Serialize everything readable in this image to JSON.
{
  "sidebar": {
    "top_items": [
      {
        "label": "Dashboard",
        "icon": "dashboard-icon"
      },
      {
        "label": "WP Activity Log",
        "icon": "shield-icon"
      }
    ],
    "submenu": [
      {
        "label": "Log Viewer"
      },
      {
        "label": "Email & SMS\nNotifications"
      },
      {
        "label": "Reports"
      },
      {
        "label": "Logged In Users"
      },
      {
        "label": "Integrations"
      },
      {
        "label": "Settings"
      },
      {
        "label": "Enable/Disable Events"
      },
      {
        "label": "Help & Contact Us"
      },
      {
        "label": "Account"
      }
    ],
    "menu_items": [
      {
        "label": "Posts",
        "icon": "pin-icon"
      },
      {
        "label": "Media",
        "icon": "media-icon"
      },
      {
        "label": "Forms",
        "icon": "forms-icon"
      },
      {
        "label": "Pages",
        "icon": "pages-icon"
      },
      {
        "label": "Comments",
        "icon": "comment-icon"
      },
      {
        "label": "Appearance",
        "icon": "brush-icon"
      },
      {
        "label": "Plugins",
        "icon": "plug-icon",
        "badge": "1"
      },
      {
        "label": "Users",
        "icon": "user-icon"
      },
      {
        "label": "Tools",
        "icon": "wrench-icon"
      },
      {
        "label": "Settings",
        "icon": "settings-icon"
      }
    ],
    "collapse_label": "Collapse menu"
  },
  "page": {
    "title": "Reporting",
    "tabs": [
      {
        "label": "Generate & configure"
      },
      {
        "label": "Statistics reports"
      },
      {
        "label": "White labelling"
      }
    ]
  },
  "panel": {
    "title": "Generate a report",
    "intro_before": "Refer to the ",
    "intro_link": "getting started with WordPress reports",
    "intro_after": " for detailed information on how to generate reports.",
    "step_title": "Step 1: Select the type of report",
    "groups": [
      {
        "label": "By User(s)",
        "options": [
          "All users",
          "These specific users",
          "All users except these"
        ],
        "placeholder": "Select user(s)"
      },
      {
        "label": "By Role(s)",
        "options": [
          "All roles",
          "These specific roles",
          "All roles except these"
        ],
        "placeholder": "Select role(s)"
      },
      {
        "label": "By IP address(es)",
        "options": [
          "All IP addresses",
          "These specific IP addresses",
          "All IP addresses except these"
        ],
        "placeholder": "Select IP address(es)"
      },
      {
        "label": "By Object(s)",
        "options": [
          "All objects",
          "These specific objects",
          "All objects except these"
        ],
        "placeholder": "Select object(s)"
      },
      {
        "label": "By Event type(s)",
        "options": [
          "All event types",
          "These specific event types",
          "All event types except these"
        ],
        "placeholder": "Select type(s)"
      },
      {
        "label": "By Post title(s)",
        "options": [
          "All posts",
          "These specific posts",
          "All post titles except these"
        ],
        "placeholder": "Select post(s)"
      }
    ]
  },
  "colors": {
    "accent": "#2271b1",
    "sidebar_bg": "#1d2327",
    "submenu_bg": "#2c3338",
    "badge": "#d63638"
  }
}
• • • • •
Aim of the task
Every record above needs to be repeated word for word.

Solution
Serialize everything readable in this image to JSON.
{
  "sidebar": {
    "top_items": [
      {
        "label": "Dashboard",
        "icon": "dashboard-icon"
      },
      {
        "label": "WP Activity Log",
        "icon": "shield-icon"
      }
    ],
    "submenu": [
      {
        "label": "Log Viewer"
      },
      {
        "label": "Email & SMS\nNotifications"
      },
      {
        "label": "Reports"
      },
      {
        "label": "Logged In Users"
      },
      {
        "label": "Integrations"
      },
      {
        "label": "Settings"
      },
      {
        "label": "Enable/Disable Events"
      },
      {
        "label": "Help & Contact Us"
      },
      {
        "label": "Account"
      }
    ],
    "menu_items": [
      {
        "label": "Posts",
        "icon": "pin-icon"
      },
      {
        "label": "Media",
        "icon": "media-icon"
      },
      {
        "label": "Forms",
        "icon": "forms-icon"
      },
      {
        "label": "Pages",
        "icon": "pages-icon"
      },
      {
        "label": "Comments",
        "icon": "comment-icon"
      },
      {
        "label": "Appearance",
        "icon": "brush-icon"
      },
      {
        "label": "Plugins",
        "icon": "plug-icon",
        "badge": "1"
      },
      {
        "label": "Users",
        "icon": "user-icon"
      },
      {
        "label": "Tools",
        "icon": "wrench-icon"
      },
      {
        "label": "Settings",
        "icon": "settings-icon"
      }
    ],
    "collapse_label": "Collapse menu"
  },
  "page": {
    "title": "Reporting",
    "tabs": [
      {
        "label": "Generate & configure"
      },
      {
        "label": "Statistics reports"
      },
      {
        "label": "White labelling"
      }
    ]
  },
  "panel": {
    "title": "Generate a report",
    "intro_before": "Refer to the ",
    "intro_link": "getting started with WordPress reports",
    "intro_after": " for detailed information on how to generate reports.",
    "step_title": "Step 1: Select the type of report",
    "groups": [
      {
        "label": "By User(s)",
        "options": [
          "All users",
          "These specific users",
          "All users except these"
        ],
        "placeholder": "Select user(s)"
      },
      {
        "label": "By Role(s)",
        "options": [
          "All roles",
          "These specific roles",
          "All roles except these"
        ],
        "placeholder": "Select role(s)"
      },
      {
        "label": "By IP address(es)",
        "options": [
          "All IP addresses",
          "These specific IP addresses",
          "All IP addresses except these"
        ],
        "placeholder": "Select IP address(es)"
      },
      {
        "label": "By Object(s)",
        "options": [
          "All objects",
          "These specific objects",
          "All objects except these"
        ],
        "placeholder": "Select object(s)"
      },
      {
        "label": "By Event type(s)",
        "options": [
          "All event types",
          "These specific event types",
          "All event types except these"
        ],
        "placeholder": "Select type(s)"
      },
      {
        "label": "By Post title(s)",
        "options": [
          "All posts",
          "These specific posts",
          "All post titles except these"
        ],
        "placeholder": "Select post(s)"
      }
    ]
  },
  "colors": {
    "accent": "#2271b1",
    "sidebar_bg": "#1d2327",
    "submenu_bg": "#2c3338",
    "badge": "#d63638"
  }
}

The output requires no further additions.